**OBJECTIVE**.
Without omitting anything, retype the data that follows.

* * *

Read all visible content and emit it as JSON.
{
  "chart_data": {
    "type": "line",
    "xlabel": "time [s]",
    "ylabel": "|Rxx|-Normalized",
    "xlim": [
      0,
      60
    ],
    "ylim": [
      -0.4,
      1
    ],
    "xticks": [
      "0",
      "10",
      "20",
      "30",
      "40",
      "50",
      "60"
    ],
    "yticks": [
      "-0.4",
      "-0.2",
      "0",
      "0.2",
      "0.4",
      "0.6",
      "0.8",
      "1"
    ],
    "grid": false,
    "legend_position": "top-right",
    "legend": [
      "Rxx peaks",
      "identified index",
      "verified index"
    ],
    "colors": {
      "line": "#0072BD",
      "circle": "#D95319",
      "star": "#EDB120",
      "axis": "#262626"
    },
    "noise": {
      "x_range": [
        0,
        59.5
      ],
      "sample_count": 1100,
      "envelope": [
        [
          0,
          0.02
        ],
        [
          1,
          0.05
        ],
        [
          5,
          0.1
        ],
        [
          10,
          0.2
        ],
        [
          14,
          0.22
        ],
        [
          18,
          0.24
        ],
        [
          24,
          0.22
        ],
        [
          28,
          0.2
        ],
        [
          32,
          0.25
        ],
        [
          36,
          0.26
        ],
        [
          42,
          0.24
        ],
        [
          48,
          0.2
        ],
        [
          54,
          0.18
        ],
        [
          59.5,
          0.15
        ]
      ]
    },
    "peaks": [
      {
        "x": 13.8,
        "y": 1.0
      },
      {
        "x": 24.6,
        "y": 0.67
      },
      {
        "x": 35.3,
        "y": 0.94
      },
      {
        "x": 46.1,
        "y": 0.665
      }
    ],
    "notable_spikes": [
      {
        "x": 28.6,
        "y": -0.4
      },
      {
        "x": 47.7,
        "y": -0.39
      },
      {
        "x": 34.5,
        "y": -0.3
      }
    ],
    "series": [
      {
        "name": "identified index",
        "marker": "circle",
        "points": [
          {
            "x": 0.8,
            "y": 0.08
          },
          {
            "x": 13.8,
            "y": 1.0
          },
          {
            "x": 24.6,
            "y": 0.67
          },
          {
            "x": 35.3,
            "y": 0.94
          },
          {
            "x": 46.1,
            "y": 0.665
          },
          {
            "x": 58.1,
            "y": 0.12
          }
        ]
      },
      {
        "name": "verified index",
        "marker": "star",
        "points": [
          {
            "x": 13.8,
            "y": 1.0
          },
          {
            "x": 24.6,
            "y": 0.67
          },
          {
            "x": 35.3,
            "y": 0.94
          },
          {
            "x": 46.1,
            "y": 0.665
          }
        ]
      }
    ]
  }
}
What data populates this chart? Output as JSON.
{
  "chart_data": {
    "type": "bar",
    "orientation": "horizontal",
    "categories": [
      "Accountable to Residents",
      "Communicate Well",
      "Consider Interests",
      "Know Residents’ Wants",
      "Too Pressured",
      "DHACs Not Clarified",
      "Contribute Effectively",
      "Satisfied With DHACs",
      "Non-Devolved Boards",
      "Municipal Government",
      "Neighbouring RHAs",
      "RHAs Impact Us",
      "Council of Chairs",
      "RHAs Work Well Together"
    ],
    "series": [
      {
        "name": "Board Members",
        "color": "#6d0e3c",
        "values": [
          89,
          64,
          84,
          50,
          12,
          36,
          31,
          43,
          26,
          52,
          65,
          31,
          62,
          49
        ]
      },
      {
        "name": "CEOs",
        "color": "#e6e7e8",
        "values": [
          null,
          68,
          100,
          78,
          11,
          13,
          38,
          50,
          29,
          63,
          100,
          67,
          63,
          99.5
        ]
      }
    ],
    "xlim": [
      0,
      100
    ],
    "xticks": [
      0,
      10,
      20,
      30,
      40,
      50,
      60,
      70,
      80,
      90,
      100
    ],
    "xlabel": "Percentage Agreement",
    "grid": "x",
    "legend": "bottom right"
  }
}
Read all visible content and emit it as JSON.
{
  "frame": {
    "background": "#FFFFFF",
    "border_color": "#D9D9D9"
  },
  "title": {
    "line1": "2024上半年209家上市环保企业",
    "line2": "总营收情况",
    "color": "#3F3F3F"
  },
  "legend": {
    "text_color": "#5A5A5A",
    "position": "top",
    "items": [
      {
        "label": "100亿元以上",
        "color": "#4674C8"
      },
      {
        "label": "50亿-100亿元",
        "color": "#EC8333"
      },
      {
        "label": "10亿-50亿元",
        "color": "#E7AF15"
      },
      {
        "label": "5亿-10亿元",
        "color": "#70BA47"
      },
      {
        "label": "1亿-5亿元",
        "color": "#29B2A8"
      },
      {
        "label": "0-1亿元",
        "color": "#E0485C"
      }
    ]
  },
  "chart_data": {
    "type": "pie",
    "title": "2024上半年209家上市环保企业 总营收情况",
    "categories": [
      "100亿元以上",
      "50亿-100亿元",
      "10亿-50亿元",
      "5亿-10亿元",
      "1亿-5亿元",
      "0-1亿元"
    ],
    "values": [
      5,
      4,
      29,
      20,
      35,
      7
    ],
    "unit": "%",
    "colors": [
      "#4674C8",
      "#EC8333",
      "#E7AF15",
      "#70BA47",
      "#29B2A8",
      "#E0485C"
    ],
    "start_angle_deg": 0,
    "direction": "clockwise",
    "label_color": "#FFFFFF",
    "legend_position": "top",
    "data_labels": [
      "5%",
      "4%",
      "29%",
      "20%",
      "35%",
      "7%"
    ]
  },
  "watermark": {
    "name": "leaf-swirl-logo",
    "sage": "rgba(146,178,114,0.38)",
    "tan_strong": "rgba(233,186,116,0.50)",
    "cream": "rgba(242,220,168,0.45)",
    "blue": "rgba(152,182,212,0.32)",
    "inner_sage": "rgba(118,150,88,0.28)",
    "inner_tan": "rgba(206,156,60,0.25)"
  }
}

* * *

**TASK RESPONSE**.
Read all visible content and emit it as JSON.
{
  "chart_data": {
    "type": "line",
    "xlabel": "time [s]",
    "ylabel": "|Rxx|-Normalized",
    "xlim": [
      0,
      60
    ],
    "ylim": [
      -0.4,
      1
    ],
    "xticks": [
      "0",
      "10",
      "20",
      "30",
      "40",
      "50",
      "60"
    ],
    "yticks": [
      "-0.4",
      "-0.2",
      "0",
      "0.2",
      "0.4",
      "0.6",
      "0.8",
      "1"
    ],
    "grid": false,
    "legend_position": "top-right",
    "legend": [
      "Rxx peaks",
      "identified index",
      "verified index"
    ],
    "colors": {
      "line": "#0072BD",
      "circle": "#D95319",
      "star": "#EDB120",
      "axis": "#262626"
    },
    "noise": {
      "x_range": [
        0,
        59.5
      ],
      "sample_count": 1100,
      "envelope": [
        [
          0,
          0.02
        ],
        [
          1,
          0.05
        ],
        [
          5,
          0.1
        ],
        [
          10,
          0.2
        ],
        [
          14,
          0.22
        ],
        [
          18,
          0.24
        ],
        [
          24,
          0.22
        ],
        [
          28,
          0.2
        ],
        [
          32,
          0.25
        ],
        [
          36,
          0.26
        ],
        [
          42,
          0.24
        ],
        [
          48,
          0.2
        ],
        [
          54,
          0.18
        ],
        [
          59.5,
          0.15
        ]
      ]
    },
    "peaks": [
      {
        "x": 13.8,
        "y": 1.0
      },
      {
        "x": 24.6,
        "y": 0.67
      },
      {
        "x": 35.3,
        "y": 0.94
      },
      {
        "x": 46.1,
        "y": 0.665
      }
    ],
    "notable_spikes": [
      {
        "x": 28.6,
        "y": -0.4
      },
      {
        "x": 47.7,
        "y": -0.39
      },
      {
        "x": 34.5,
        "y": -0.3
      }
    ],
    "series": [
      {
        "name": "identified index",
        "marker": "circle",
        "points": [
          {
            "x": 0.8,
            "y": 0.08
          },
          {
            "x": 13.8,
            "y": 1.0
          },
          {
            "x": 24.6,
            "y": 0.67
          },
          {
            "x": 35.3,
            "y": 0.94
          },
          {
            "x": 46.1,
            "y": 0.665
          },
          {
            "x": 58.1,
            "y": 0.12
          }
        ]
      },
      {
        "name": "verified index",
        "marker": "star",
        "points": [
          {
            "x": 13.8,
            "y": 1.0
          },
          {
            "x": 24.6,
            "y": 0.67
          },
          {
            "x": 35.3,
            "y": 0.94
          },
          {
            "x": 46.1,
            "y": 0.665
          }
        ]
      }
    ]
  }
}
What data populates this chart? Output as JSON.
{
  "chart_data": {
    "type": "bar",
    "orientation": "horizontal",
    "categories": [
      "Accountable to Residents",
      "Communicate Well",
      "Consider Interests",
      "Know Residents’ Wants",
      "Too Pressured",
      "DHACs Not Clarified",
      "Contribute Effectively",
      "Satisfied With DHACs",
      "Non-Devolved Boards",
      "Municipal Government",
      "Neighbouring RHAs",
      "RHAs Impact Us",
      "Council of Chairs",
      "RHAs Work Well Together"
    ],
    "series": [
      {
        "name": "Board Members",
        "color": "#6d0e3c",
        "values": [
          89,
          64,
          84,
          50,
          12,
          36,
          31,
          43,
          26,
          52,
          65,
          31,
          62,
          49
        ]
      },
      {
        "name": "CEOs",
        "color": "#e6e7e8",
        "values": [
          null,
          68,
          100,
          78,
          11,
          13,
          38,
          50,
          29,
          63,
          100,
          67,
          63,
          99.5
        ]
      }
    ],
    "xlim": [
      0,
      100
    ],
    "xticks": [
      0,
      10,
      20,
      30,
      40,
      50,
      60,
      70,
      80,
      90,
      100
    ],
    "xlabel": "Percentage Agreement",
    "grid": "x",
    "legend": "bottom right"
  }
}
Read all visible content and emit it as JSON.
{
  "frame": {
    "background": "#FFFFFF",
    "border_color": "#D9D9D9"
  },
  "title": {
    "line1": "2024上半年209家上市环保企业",
    "line2": "总营收情况",
    "color": "#3F3F3F"
  },
  "legend": {
    "text_color": "#5A5A5A",
    "position": "top",
    "items": [
      {
        "label": "100亿元以上",
        "color": "#4674C8"
      },
      {
        "label": "50亿-100亿元",
        "color": "#EC8333"
      },
      {
        "label": "10亿-50亿元",
        "color": "#E7AF15"
      },
      {
        "label": "5亿-10亿元",
        "color": "#70BA47"
      },
      {
        "label": "1亿-5亿元",
        "color": "#29B2A8"
      },
      {
        "label": "0-1亿元",
        "color": "#E0485C"
      }
    ]
  },
  "chart_data": {
    "type": "pie",
    "title": "2024上半年209家上市环保企业 总营收情况",
    "categories": [
      "100亿元以上",
      "50亿-100亿元",
      "10亿-50亿元",
      "5亿-10亿元",
      "1亿-5亿元",
      "0-1亿元"
    ],
    "values": [
      5,
      4,
      29,
      20,
      35,
      7
    ],
    "unit": "%",
    "colors": [
      "#4674C8",
      "#EC8333",
      "#E7AF15",
      "#70BA47",
      "#29B2A8",
      "#E0485C"
    ],
    "start_angle_deg": 0,
    "direction": "clockwise",
    "label_color": "#FFFFFF",
    "legend_position": "top",
    "data_labels": [
      "5%",
      "4%",
      "29%",
      "20%",
      "35%",
      "7%"
    ]
  },
  "watermark": {
    "name": "leaf-swirl-logo",
    "sage": "rgba(146,178,114,0.38)",
    "tan_strong": "rgba(233,186,116,0.50)",
    "cream": "rgba(242,220,168,0.45)",
    "blue": "rgba(152,182,212,0.32)",
    "inner_sage": "rgba(118,150,88,0.28)",
    "inner_tan": "rgba(206,156,60,0.25)"
  }
}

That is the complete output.